ENTRIES SHOWN

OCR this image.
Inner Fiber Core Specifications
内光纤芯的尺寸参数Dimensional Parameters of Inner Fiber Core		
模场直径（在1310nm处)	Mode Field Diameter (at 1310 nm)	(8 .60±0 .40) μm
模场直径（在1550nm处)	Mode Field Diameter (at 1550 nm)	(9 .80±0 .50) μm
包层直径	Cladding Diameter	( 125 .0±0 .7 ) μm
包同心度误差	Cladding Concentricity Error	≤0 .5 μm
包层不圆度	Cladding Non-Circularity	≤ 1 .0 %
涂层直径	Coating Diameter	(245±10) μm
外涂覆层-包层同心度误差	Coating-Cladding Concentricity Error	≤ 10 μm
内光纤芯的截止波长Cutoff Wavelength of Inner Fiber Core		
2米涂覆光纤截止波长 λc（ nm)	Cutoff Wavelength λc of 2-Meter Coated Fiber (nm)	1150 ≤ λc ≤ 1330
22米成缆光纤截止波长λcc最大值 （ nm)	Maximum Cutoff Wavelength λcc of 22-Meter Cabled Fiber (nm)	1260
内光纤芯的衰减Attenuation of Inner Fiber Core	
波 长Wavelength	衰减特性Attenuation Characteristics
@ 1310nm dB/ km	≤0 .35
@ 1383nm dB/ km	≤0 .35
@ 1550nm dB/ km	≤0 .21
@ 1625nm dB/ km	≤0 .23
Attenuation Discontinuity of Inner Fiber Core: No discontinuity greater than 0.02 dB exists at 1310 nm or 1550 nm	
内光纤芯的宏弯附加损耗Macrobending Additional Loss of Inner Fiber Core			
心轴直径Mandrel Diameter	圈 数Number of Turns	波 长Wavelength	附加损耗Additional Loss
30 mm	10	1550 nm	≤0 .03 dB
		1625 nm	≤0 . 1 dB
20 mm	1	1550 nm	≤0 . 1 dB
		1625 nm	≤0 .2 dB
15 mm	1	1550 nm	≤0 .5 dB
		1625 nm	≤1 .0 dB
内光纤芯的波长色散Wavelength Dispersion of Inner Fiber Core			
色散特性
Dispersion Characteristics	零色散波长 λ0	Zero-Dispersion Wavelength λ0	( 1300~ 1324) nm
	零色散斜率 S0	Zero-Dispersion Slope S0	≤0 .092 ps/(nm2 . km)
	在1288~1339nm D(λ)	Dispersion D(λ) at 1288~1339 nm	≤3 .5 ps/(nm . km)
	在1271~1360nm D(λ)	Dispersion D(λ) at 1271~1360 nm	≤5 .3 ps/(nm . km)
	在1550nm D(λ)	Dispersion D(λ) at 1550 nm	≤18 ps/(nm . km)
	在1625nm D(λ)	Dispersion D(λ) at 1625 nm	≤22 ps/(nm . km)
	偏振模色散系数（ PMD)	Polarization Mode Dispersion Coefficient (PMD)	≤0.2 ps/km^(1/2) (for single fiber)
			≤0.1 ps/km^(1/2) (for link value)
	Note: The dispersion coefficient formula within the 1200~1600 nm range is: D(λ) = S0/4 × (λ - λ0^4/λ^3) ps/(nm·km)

YOUR TASK
Scan the listing above for the word "Loss" and show each line where it is found.

OUTPUT OF THE EXERCISE
内光纤芯的宏弯附加损耗Macrobending Additional Loss of Inner Fiber Core			
心轴直径Mandrel Diameter	圈 数Number of Turns	波 长Wavelength	附加损耗Additional Loss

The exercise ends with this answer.